STATED TASK ::
Nothing in the records may be left out or altered; reproduce them all exactly.

INPUT DATA ::
^^^^^^^^

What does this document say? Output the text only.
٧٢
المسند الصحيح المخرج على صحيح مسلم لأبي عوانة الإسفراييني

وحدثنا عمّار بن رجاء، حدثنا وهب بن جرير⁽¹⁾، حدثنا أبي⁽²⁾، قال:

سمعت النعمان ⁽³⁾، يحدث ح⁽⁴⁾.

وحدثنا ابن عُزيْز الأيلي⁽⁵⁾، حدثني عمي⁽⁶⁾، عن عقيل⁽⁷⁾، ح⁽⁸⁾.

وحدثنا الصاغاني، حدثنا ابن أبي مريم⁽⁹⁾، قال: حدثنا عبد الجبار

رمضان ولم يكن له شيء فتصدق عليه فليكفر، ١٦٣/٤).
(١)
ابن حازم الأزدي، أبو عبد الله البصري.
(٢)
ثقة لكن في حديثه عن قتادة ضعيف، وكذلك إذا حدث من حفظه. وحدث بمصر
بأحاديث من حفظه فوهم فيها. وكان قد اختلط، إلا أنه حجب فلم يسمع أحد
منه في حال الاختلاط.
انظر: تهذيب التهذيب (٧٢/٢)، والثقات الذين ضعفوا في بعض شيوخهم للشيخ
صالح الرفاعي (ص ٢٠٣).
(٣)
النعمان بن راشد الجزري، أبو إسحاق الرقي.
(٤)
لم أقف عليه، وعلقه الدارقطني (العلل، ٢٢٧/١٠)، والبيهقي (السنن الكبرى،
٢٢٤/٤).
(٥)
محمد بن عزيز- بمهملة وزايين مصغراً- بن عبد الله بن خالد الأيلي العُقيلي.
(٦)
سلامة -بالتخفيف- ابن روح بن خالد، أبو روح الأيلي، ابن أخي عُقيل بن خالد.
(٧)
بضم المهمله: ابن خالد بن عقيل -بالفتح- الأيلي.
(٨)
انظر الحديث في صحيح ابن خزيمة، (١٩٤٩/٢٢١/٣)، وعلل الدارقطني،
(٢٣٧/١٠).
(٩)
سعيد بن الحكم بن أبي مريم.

^^^^^^^^

ANSWER TO THIS PROBLEM ::
What does this document say? Output the text only.
٧٢
المسند الصحيح المخرج على صحيح مسلم لأبي عوانة الإسفراييني

وحدثنا عمّار بن رجاء، حدثنا وهب بن جرير⁽¹⁾، حدثنا أبي⁽²⁾، قال:

سمعت النعمان ⁽³⁾، يحدث ح⁽⁴⁾.

وحدثنا ابن عُزيْز الأيلي⁽⁵⁾، حدثني عمي⁽⁶⁾، عن عقيل⁽⁷⁾، ح⁽⁸⁾.

وحدثنا الصاغاني، حدثنا ابن أبي مريم⁽⁹⁾، قال: حدثنا عبد الجبار

رمضان ولم يكن له شيء فتصدق عليه فليكفر، ١٦٣/٤).
(١)
ابن حازم الأزدي، أبو عبد الله البصري.
(٢)
ثقة لكن في حديثه عن قتادة ضعيف، وكذلك إذا حدث من حفظه. وحدث بمصر
بأحاديث من حفظه فوهم فيها. وكان قد اختلط، إلا أنه حجب فلم يسمع أحد
منه في حال الاختلاط.
انظر: تهذيب التهذيب (٧٢/٢)، والثقات الذين ضعفوا في بعض شيوخهم للشيخ
صالح الرفاعي (ص ٢٠٣).
(٣)
النعمان بن راشد الجزري، أبو إسحاق الرقي.
(٤)
لم أقف عليه، وعلقه الدارقطني (العلل، ٢٢٧/١٠)، والبيهقي (السنن الكبرى،
٢٢٤/٤).
(٥)
محمد بن عزيز- بمهملة وزايين مصغراً- بن عبد الله بن خالد الأيلي العُقيلي.
(٦)
سلامة -بالتخفيف- ابن روح بن خالد، أبو روح الأيلي، ابن أخي عُقيل بن خالد.
(٧)
بضم المهمله: ابن خالد بن عقيل -بالفتح- الأيلي.
(٨)
انظر الحديث في صحيح ابن خزيمة، (١٩٤٩/٢٢١/٣)، وعلل الدارقطني،
(٢٣٧/١٠).
(٩)
سعيد بن الحكم بن أبي مريم.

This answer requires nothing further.